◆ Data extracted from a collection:
****************

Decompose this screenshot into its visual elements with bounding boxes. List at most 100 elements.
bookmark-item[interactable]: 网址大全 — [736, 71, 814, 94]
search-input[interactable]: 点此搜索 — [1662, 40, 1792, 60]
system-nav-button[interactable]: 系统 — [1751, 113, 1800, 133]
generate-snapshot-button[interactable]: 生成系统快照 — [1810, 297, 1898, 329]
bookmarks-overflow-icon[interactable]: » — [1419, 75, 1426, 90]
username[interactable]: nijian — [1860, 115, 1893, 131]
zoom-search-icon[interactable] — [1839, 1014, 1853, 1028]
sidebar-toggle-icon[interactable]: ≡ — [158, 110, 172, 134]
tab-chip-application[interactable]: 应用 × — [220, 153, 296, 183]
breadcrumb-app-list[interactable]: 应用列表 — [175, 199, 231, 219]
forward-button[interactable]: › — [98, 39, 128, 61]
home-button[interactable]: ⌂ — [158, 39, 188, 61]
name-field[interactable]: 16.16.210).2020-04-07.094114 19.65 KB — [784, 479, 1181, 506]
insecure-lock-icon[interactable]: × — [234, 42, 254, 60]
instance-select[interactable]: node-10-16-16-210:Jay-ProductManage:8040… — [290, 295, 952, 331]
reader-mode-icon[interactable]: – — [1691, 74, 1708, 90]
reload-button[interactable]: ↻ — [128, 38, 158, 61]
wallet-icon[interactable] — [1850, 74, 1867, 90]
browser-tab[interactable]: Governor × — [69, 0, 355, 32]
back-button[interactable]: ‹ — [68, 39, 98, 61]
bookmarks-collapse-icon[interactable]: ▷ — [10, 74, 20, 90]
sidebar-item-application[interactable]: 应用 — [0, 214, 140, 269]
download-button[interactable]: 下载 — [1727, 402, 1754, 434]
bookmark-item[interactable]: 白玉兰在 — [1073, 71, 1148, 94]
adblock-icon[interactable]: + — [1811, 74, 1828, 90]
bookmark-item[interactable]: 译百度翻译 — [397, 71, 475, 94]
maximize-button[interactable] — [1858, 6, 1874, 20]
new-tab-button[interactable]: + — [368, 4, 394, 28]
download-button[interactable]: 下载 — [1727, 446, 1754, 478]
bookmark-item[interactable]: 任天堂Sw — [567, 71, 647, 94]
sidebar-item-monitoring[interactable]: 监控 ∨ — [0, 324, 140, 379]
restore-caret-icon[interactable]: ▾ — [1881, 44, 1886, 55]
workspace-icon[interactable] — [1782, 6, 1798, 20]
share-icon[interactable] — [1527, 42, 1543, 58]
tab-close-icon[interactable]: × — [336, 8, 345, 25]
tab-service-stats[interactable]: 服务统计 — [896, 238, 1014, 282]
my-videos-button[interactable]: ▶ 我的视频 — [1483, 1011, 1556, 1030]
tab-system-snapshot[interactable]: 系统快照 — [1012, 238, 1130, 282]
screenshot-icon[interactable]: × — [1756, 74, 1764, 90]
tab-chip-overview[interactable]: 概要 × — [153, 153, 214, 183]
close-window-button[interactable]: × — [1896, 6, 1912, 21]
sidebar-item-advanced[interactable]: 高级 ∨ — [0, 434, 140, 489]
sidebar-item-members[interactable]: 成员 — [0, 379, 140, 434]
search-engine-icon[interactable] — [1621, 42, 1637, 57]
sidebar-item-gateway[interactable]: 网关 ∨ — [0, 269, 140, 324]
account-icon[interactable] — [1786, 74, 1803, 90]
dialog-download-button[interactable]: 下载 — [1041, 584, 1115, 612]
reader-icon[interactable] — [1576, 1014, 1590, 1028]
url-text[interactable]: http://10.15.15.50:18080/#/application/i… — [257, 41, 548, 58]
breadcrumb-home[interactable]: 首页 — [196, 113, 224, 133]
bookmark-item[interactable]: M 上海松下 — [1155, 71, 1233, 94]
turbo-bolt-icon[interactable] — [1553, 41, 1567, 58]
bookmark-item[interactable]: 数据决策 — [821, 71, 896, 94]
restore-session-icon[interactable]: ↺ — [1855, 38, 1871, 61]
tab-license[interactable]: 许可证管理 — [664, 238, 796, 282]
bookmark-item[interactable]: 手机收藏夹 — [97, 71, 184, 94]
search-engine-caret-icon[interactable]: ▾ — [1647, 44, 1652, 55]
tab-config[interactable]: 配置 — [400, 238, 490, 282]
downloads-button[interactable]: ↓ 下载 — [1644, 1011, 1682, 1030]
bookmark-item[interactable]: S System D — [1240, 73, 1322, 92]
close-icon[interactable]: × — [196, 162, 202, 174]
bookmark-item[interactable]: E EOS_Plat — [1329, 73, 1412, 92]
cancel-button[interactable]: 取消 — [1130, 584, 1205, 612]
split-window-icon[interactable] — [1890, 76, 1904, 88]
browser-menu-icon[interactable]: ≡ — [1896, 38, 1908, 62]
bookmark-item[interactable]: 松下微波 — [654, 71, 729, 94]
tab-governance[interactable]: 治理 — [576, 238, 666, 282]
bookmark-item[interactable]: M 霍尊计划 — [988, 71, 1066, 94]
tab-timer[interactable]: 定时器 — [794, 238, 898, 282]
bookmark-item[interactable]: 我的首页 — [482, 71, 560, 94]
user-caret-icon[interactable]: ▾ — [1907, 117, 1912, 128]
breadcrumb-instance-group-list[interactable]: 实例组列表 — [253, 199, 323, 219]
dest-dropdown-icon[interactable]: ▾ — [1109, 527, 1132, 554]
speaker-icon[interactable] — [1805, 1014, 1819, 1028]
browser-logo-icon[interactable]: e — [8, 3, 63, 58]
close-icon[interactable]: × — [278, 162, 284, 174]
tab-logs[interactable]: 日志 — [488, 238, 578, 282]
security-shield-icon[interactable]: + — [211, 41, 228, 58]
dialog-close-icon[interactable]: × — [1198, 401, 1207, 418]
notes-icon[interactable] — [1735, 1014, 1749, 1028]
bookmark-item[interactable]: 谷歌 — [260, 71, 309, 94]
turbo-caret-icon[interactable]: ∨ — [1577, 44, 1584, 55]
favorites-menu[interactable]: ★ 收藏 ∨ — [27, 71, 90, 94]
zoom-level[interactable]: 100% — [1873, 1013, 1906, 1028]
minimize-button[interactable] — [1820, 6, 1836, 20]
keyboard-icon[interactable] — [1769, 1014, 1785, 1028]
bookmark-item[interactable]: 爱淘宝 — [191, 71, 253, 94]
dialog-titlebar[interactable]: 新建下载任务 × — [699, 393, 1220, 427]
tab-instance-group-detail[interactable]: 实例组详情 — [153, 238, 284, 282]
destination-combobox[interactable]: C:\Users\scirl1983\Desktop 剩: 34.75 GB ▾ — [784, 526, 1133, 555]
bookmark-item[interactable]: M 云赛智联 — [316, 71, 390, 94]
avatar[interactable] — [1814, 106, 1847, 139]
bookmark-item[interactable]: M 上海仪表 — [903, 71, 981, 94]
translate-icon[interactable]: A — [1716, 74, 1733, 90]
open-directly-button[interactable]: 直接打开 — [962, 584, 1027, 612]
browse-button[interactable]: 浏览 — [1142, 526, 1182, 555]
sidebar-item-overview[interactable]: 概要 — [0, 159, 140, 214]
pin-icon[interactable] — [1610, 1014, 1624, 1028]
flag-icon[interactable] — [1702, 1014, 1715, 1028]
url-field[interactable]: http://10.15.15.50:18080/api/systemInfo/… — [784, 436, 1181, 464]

****************

◆ Given request: Copy everything from the beginning of the entries down through the line containing "system-nav-button[interactable]: 系统 —", changing "bounding boxes" to "coordinates" and keeping the rest as it is.

◆ Solved exercise:
Decompose this screenshot into its visual elements with coordinates. List at most 100 elements.
bookmark-item[interactable]: 网址大全 — [736, 71, 814, 94]
search-input[interactable]: 点此搜索 — [1662, 40, 1792, 60]
system-nav-button[interactable]: 系统 — [1751, 113, 1800, 133]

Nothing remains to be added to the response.